*Instructions for the task*.
Find each line that has the string "content" and give the total, with nothing else.

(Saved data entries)
↓

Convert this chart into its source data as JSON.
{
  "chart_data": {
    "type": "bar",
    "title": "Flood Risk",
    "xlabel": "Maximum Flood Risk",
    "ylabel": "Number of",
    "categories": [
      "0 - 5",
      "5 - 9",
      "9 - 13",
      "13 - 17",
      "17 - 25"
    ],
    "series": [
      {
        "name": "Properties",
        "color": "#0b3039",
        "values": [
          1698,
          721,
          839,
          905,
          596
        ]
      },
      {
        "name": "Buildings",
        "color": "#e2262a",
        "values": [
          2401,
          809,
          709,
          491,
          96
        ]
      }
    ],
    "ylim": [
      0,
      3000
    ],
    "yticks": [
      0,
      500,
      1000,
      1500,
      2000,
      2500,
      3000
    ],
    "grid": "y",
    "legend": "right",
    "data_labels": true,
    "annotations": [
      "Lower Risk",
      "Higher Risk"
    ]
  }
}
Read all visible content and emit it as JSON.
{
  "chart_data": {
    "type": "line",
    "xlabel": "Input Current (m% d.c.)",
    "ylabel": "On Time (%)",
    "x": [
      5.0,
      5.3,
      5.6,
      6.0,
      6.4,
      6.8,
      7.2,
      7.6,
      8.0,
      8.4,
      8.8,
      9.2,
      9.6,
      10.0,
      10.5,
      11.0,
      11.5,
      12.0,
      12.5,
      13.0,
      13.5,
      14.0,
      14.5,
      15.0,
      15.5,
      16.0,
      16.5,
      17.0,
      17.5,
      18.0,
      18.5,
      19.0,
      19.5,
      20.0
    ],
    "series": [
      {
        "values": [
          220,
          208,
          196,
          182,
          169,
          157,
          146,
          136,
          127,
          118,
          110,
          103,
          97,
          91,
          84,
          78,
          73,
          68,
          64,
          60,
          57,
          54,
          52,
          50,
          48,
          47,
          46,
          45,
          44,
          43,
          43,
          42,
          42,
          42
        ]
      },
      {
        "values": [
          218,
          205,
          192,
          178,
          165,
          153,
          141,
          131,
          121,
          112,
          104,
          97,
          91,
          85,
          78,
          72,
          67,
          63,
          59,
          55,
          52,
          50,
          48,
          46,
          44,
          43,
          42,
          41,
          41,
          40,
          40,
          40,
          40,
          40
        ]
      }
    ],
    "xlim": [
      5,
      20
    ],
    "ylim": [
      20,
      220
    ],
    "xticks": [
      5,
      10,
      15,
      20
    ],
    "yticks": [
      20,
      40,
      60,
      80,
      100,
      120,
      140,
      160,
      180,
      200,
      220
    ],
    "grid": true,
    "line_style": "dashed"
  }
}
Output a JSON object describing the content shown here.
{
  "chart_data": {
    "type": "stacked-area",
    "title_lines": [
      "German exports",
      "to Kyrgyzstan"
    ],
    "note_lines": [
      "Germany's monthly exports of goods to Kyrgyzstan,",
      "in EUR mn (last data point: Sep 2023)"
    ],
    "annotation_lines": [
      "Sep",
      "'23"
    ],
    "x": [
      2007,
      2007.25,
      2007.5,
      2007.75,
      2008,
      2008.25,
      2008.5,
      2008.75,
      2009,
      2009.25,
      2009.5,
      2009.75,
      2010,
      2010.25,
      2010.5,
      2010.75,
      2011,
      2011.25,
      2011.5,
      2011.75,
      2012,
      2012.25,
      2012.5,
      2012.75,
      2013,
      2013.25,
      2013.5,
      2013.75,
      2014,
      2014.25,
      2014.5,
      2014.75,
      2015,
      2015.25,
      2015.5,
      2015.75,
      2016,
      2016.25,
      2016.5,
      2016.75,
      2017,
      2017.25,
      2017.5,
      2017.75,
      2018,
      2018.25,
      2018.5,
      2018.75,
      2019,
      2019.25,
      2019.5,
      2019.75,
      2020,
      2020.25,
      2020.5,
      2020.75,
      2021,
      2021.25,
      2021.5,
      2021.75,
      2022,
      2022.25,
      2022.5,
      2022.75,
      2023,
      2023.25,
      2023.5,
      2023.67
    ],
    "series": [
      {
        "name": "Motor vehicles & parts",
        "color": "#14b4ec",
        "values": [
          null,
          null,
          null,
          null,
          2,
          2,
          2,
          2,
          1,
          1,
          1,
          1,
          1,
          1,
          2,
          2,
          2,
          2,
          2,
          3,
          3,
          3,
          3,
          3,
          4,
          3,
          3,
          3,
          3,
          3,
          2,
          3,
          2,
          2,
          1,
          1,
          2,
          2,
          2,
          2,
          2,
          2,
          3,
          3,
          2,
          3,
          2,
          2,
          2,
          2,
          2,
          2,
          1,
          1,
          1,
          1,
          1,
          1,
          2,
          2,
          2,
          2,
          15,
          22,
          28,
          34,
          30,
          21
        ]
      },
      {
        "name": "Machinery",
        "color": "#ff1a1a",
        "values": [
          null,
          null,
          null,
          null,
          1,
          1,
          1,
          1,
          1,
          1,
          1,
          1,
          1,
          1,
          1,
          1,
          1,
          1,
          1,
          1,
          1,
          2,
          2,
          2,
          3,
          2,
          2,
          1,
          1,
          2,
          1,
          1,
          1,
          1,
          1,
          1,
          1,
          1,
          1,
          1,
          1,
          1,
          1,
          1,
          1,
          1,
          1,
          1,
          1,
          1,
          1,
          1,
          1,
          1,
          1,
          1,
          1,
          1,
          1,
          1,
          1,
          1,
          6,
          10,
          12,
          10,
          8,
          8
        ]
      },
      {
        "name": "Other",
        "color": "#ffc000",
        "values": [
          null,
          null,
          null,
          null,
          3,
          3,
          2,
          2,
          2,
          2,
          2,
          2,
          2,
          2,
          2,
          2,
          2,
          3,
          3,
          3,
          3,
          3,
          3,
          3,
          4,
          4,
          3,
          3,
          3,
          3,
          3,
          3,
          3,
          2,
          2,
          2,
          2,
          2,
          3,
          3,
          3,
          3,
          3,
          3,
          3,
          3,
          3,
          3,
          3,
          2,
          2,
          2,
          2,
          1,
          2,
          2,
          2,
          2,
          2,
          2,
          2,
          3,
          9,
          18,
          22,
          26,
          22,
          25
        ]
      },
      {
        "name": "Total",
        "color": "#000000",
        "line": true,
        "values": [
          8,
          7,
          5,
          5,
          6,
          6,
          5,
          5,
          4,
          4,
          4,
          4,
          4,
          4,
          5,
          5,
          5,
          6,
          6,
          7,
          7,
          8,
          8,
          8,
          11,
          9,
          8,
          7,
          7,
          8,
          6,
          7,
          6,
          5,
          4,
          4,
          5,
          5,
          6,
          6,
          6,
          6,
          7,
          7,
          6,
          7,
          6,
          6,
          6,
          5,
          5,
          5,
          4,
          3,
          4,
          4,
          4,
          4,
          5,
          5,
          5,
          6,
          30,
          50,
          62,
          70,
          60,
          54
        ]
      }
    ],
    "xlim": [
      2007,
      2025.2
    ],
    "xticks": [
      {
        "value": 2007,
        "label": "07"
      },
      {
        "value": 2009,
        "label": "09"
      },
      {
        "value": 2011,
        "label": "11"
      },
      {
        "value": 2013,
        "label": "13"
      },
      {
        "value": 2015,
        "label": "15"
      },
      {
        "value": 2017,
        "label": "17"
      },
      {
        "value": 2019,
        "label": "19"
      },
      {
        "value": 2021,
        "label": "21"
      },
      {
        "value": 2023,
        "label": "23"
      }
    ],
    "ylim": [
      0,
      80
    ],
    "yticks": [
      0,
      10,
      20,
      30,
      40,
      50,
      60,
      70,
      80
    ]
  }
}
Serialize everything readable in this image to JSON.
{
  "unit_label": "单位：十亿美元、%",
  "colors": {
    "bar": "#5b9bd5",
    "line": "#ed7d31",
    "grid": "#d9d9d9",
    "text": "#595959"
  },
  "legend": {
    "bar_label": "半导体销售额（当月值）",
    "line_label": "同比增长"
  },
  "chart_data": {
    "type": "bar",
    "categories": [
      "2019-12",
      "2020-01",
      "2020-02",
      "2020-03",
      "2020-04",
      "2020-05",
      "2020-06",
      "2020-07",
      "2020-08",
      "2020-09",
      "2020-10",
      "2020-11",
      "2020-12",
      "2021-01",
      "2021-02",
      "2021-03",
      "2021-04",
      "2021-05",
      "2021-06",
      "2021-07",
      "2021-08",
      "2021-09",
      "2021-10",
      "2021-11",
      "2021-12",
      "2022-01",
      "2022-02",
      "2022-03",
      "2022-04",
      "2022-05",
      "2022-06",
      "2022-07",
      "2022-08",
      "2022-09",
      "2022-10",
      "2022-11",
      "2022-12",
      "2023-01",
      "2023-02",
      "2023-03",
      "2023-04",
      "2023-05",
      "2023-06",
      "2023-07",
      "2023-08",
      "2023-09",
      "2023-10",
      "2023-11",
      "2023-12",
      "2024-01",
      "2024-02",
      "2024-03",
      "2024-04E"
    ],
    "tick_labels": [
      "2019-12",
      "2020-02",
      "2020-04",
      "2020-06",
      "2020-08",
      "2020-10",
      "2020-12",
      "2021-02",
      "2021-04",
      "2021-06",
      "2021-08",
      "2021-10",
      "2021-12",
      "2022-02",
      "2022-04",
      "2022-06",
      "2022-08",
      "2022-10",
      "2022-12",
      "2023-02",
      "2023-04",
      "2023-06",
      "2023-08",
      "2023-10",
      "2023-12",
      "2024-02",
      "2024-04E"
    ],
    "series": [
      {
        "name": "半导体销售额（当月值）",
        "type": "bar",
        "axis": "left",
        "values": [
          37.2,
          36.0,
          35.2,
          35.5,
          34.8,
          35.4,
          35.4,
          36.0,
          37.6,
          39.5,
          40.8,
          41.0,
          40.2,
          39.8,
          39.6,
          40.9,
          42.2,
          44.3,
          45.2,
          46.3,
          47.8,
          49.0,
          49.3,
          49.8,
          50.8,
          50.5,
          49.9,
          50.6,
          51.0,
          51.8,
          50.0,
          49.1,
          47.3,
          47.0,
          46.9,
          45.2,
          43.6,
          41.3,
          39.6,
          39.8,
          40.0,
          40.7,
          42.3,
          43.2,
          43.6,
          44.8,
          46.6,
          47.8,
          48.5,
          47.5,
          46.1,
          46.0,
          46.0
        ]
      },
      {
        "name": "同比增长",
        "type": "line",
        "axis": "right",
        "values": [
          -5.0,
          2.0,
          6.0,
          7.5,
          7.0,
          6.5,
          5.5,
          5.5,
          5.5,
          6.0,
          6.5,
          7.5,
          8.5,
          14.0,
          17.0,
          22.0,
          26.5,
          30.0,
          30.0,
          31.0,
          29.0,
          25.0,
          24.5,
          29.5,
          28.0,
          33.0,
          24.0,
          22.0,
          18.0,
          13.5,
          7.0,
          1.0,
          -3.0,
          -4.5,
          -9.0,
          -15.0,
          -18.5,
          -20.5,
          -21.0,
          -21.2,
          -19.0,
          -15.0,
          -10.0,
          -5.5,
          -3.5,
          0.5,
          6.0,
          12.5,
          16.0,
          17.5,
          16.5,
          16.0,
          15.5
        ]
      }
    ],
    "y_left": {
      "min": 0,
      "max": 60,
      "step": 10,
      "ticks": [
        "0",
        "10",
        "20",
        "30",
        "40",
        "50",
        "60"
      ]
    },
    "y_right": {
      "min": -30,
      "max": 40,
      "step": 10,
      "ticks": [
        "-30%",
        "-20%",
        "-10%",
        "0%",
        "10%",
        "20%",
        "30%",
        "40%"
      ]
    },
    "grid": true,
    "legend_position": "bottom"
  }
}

↑

*Response*.
2